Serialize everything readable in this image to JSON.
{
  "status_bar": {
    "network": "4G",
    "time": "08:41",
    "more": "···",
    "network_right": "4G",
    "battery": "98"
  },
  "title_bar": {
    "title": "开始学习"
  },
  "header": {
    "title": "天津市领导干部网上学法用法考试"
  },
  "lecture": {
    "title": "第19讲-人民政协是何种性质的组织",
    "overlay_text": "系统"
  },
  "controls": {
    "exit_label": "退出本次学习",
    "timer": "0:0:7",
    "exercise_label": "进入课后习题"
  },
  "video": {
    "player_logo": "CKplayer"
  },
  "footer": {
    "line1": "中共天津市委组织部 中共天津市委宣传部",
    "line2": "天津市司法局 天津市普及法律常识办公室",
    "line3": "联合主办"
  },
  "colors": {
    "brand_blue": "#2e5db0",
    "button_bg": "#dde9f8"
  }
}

##########

= SHORT PROBLEM =
Each record above should be repeated exactly as it appears.

= TASK RESPONSE =
Serialize everything readable in this image to JSON.
{
  "status_bar": {
    "network": "4G",
    "time": "08:41",
    "more": "···",
    "network_right": "4G",
    "battery": "98"
  },
  "title_bar": {
    "title": "开始学习"
  },
  "header": {
    "title": "天津市领导干部网上学法用法考试"
  },
  "lecture": {
    "title": "第19讲-人民政协是何种性质的组织",
    "overlay_text": "系统"
  },
  "controls": {
    "exit_label": "退出本次学习",
    "timer": "0:0:7",
    "exercise_label": "进入课后习题"
  },
  "video": {
    "player_logo": "CKplayer"
  },
  "footer": {
    "line1": "中共天津市委组织部 中共天津市委宣传部",
    "line2": "天津市司法局 天津市普及法律常识办公室",
    "line3": "联合主办"
  },
  "colors": {
    "brand_blue": "#2e5db0",
    "button_bg": "#dde9f8"
  }
}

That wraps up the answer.